* **Brief**: Look through the data below. Show each line where the string "Level" occurs.

* **Record list**:

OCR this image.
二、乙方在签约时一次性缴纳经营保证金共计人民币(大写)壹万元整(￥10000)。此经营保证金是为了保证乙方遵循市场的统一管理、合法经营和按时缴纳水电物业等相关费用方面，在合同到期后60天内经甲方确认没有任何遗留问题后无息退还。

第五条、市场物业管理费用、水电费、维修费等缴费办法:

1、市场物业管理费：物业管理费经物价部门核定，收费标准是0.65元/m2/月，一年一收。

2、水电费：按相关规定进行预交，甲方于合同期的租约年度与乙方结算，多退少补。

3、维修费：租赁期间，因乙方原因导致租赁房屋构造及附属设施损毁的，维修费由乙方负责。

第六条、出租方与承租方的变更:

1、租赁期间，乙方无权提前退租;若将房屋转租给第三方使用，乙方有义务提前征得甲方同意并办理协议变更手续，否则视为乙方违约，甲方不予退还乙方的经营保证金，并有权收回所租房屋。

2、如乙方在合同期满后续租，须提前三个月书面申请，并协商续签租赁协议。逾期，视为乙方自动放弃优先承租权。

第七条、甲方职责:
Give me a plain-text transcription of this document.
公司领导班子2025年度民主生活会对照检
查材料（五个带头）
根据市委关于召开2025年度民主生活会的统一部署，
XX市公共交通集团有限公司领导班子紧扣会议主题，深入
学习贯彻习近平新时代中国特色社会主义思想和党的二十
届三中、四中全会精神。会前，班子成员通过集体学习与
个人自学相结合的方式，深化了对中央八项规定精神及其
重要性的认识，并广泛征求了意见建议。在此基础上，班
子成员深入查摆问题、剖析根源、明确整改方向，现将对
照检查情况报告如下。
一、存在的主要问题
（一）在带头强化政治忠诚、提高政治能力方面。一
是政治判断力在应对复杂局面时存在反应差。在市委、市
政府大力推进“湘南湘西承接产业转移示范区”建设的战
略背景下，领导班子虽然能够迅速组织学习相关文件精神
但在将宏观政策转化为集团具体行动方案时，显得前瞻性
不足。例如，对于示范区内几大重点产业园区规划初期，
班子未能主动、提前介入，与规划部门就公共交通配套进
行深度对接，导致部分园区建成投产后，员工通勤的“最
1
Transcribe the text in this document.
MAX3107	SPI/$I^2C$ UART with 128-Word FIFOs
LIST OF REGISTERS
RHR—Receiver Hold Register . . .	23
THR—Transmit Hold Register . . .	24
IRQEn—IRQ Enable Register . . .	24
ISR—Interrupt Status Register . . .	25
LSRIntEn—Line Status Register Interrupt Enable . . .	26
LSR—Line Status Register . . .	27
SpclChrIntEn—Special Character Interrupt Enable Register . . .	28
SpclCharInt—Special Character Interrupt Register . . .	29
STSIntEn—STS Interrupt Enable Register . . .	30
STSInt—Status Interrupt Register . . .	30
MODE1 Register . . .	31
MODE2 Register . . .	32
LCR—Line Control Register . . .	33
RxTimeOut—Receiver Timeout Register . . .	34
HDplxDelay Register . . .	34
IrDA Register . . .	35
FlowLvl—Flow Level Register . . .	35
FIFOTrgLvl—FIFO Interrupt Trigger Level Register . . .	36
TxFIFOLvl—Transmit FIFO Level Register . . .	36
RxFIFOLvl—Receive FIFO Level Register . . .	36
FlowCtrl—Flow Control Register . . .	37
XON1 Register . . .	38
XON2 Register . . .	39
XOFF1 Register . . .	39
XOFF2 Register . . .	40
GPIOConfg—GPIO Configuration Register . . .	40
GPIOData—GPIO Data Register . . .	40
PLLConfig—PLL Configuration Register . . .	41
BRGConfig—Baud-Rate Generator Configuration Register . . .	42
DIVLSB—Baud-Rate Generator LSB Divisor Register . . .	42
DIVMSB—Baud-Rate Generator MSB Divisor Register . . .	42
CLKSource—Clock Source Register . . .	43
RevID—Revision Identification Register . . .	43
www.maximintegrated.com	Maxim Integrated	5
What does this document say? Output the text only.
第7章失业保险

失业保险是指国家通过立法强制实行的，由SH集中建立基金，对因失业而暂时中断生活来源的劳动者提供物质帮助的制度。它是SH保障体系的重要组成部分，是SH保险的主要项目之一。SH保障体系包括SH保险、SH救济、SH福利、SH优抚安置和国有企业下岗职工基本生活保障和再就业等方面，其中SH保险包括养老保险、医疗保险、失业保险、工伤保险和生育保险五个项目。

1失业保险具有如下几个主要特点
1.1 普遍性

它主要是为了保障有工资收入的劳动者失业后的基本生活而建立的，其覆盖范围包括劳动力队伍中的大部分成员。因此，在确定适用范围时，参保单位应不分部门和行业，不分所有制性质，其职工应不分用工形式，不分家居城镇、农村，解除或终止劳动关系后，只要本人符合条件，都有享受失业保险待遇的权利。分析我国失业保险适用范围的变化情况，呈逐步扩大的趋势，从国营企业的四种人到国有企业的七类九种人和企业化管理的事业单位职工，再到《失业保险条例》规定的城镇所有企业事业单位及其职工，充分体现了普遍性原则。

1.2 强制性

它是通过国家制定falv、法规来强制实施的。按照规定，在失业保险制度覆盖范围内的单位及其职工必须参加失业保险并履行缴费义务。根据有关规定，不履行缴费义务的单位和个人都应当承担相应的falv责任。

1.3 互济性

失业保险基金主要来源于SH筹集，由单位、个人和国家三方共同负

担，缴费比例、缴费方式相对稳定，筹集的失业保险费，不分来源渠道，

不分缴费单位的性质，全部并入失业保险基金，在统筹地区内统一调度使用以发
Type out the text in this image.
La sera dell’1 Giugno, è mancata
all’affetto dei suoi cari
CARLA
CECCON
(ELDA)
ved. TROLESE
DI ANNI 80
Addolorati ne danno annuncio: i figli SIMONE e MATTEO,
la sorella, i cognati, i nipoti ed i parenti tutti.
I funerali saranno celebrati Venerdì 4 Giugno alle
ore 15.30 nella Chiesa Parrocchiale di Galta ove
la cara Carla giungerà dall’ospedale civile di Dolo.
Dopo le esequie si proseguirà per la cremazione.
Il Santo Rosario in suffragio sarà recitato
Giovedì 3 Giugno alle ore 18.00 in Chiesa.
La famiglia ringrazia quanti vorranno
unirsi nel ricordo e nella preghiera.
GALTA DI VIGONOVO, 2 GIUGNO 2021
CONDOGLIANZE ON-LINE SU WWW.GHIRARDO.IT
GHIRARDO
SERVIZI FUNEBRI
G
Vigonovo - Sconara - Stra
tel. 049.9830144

* **Final result**:
FlowLvl—Flow Level Register . . .	35
FIFOTrgLvl—FIFO Interrupt Trigger Level Register . . .	36
TxFIFOLvl—Transmit FIFO Level Register . . .	36
RxFIFOLvl—Receive FIFO Level Register . . .	36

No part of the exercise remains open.